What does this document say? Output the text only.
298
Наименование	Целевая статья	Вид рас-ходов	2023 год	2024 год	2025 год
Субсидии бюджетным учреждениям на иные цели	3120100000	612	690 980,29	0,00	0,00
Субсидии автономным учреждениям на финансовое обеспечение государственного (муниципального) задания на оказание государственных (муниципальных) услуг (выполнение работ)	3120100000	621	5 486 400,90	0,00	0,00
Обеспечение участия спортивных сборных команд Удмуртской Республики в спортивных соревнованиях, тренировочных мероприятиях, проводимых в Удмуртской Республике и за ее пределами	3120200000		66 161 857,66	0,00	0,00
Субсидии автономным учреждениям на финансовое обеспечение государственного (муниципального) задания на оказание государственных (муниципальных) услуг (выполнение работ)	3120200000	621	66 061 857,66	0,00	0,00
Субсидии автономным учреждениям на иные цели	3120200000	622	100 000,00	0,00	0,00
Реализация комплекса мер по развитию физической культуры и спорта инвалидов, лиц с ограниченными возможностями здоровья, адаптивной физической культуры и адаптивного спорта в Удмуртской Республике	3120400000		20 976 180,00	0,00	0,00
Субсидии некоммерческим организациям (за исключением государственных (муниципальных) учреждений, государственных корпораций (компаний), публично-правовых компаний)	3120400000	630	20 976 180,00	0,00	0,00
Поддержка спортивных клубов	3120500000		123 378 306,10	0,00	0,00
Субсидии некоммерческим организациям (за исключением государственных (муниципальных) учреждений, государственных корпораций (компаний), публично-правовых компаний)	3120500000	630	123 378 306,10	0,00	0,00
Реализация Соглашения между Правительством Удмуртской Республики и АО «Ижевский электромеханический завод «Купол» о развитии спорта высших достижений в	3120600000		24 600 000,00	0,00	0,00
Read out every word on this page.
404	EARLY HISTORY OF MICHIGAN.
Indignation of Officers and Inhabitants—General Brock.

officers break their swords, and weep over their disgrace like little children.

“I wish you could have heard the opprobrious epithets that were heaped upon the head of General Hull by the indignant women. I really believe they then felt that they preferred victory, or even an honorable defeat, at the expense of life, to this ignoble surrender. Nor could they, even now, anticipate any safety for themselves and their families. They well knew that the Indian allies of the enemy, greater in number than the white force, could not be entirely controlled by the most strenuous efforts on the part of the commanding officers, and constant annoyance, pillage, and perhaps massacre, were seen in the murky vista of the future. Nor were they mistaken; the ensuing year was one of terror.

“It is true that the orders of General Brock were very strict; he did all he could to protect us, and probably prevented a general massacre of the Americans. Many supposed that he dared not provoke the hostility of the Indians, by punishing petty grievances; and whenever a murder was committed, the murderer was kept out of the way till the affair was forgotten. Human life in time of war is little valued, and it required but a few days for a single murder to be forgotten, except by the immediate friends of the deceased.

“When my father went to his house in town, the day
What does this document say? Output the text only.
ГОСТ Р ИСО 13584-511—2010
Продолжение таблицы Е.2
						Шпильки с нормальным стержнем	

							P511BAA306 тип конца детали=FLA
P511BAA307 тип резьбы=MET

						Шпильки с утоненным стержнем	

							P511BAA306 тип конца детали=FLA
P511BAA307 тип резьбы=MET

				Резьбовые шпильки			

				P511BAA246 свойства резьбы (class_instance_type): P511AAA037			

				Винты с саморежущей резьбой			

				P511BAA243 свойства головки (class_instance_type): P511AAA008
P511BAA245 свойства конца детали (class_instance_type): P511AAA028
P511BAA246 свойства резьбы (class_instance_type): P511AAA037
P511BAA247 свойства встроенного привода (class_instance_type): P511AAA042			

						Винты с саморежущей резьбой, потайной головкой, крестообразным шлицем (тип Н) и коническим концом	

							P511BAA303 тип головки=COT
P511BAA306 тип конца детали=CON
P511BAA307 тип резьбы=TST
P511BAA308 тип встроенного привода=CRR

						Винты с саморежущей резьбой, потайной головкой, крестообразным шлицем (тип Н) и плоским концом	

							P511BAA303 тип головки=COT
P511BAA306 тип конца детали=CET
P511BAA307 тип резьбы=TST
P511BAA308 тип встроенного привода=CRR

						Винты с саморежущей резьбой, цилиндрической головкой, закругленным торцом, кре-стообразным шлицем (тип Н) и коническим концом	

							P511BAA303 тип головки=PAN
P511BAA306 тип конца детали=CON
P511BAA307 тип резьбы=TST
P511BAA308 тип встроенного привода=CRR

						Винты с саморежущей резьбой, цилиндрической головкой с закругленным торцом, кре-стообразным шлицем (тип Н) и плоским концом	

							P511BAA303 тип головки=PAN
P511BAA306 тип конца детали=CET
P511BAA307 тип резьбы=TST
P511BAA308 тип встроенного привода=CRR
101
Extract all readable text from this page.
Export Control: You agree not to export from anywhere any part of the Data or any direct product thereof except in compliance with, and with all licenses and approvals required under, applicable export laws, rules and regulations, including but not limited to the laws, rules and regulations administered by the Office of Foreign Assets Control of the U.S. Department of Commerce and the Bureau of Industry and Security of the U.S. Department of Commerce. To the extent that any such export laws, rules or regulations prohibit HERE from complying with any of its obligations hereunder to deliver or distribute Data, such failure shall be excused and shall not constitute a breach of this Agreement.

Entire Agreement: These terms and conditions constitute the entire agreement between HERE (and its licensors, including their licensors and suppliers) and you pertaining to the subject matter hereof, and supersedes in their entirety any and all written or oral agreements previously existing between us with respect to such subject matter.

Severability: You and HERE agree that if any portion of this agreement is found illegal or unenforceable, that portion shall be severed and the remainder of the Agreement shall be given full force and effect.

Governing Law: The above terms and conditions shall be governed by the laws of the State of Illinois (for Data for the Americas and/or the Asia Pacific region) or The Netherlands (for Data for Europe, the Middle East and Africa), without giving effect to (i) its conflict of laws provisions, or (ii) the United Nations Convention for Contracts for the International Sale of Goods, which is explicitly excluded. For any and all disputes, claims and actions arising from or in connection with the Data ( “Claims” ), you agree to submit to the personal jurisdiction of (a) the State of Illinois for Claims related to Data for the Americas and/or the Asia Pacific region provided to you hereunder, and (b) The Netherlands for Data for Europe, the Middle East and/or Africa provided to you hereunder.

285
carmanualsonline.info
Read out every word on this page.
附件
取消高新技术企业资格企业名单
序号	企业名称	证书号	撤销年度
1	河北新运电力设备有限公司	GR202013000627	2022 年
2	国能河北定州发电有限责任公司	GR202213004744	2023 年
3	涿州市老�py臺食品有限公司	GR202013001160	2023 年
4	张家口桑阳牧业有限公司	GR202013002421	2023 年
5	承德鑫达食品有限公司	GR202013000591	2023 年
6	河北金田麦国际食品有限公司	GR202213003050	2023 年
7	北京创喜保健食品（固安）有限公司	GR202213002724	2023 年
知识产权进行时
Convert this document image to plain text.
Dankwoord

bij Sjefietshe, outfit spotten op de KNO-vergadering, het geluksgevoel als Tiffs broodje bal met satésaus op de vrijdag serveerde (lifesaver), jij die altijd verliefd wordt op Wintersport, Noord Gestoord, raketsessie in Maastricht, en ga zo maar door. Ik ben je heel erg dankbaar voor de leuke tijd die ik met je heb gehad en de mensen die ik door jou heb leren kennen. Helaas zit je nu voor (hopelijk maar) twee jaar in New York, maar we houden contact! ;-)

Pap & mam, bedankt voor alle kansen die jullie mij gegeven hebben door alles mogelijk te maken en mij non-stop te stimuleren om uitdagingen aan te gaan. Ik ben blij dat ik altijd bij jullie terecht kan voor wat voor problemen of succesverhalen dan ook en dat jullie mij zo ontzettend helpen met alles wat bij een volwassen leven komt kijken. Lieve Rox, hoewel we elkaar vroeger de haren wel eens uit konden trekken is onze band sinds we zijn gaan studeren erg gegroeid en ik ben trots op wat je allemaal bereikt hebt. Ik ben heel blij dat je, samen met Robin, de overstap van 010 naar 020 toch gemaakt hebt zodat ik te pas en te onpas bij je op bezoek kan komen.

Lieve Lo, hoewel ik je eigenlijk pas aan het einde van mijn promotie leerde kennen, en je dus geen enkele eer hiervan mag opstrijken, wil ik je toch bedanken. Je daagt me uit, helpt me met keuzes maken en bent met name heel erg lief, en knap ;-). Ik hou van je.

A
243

> Directions: Copy, from the material, each line that holds the string "закругленным".

> Solution to the exercise:
						Винты с саморежущей резьбой, цилиндрической головкой, закругленным торцом, кре-стообразным шлицем (тип Н) и коническим концом	
						Винты с саморежущей резьбой, цилиндрической головкой с закругленным торцом, кре-стообразным шлицем (тип Н) и плоским концом	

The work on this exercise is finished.